── Supplied entries ──
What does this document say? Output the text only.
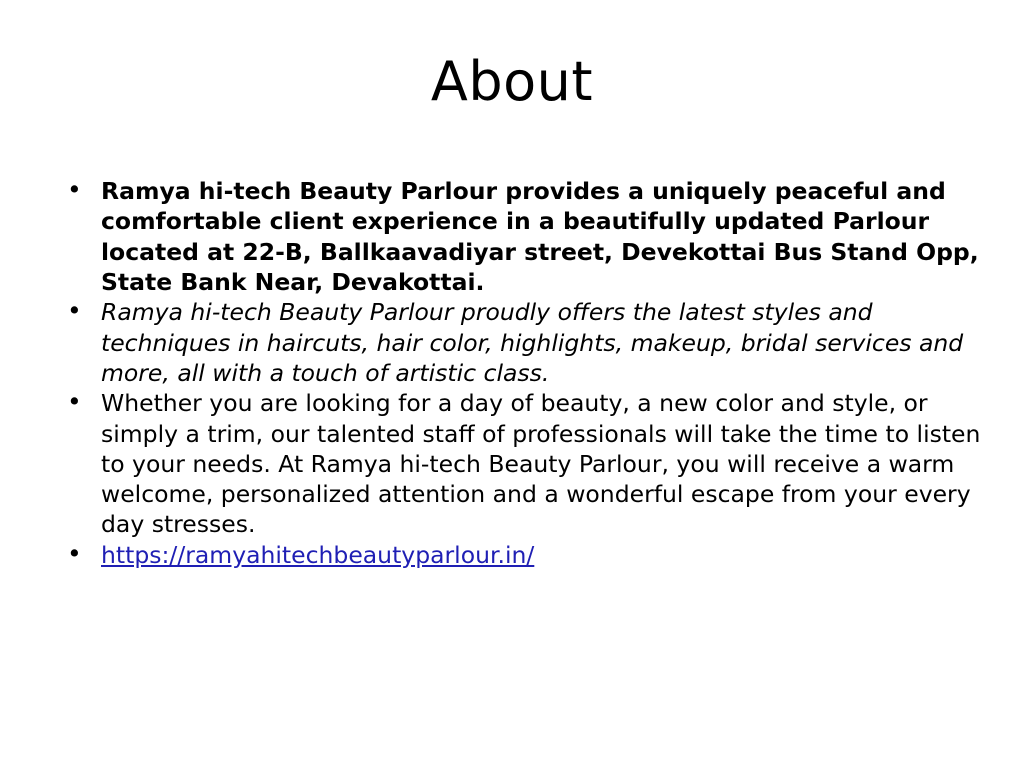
About
• Ramya hi-tech Beauty Parlour provides a uniquely peaceful and comfortable client experience in a beautifully updated Parlour located at 22-B, Ballkaavadiyar street, Devekottai Bus Stand Opp, State Bank Near, Devakottai.
• Ramya hi-tech Beauty Parlour proudly offers the latest styles and techniques in haircuts, hair color, highlights, makeup, bridal services and more, all with a touch of artistic class.
• Whether you are looking for a day of beauty, a new color and style, or simply a trim, our talented staff of professionals will take the time to listen to your needs. At Ramya hi-tech Beauty Parlour, you will receive a warm welcome, personalized attention and a wonderful escape from your every day stresses.
• https://ramyahitechbeautyparlour.in/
───
_Given request:_ Set the data above down again exactly as given, with no pictures.

_Solved problem:_
What does this document say? Output the text only.
About
• Ramya hi-tech Beauty Parlour provides a uniquely peaceful and comfortable client experience in a beautifully updated Parlour located at 22-B, Ballkaavadiyar street, Devekottai Bus Stand Opp, State Bank Near, Devakottai.
• Ramya hi-tech Beauty Parlour proudly offers the latest styles and techniques in haircuts, hair color, highlights, makeup, bridal services and more, all with a touch of artistic class.
• Whether you are looking for a day of beauty, a new color and style, or simply a trim, our talented staff of professionals will take the time to listen to your needs. At Ramya hi-tech Beauty Parlour, you will receive a warm welcome, personalized attention and a wonderful escape from your every day stresses.
• https://ramyahitechbeautyparlour.in/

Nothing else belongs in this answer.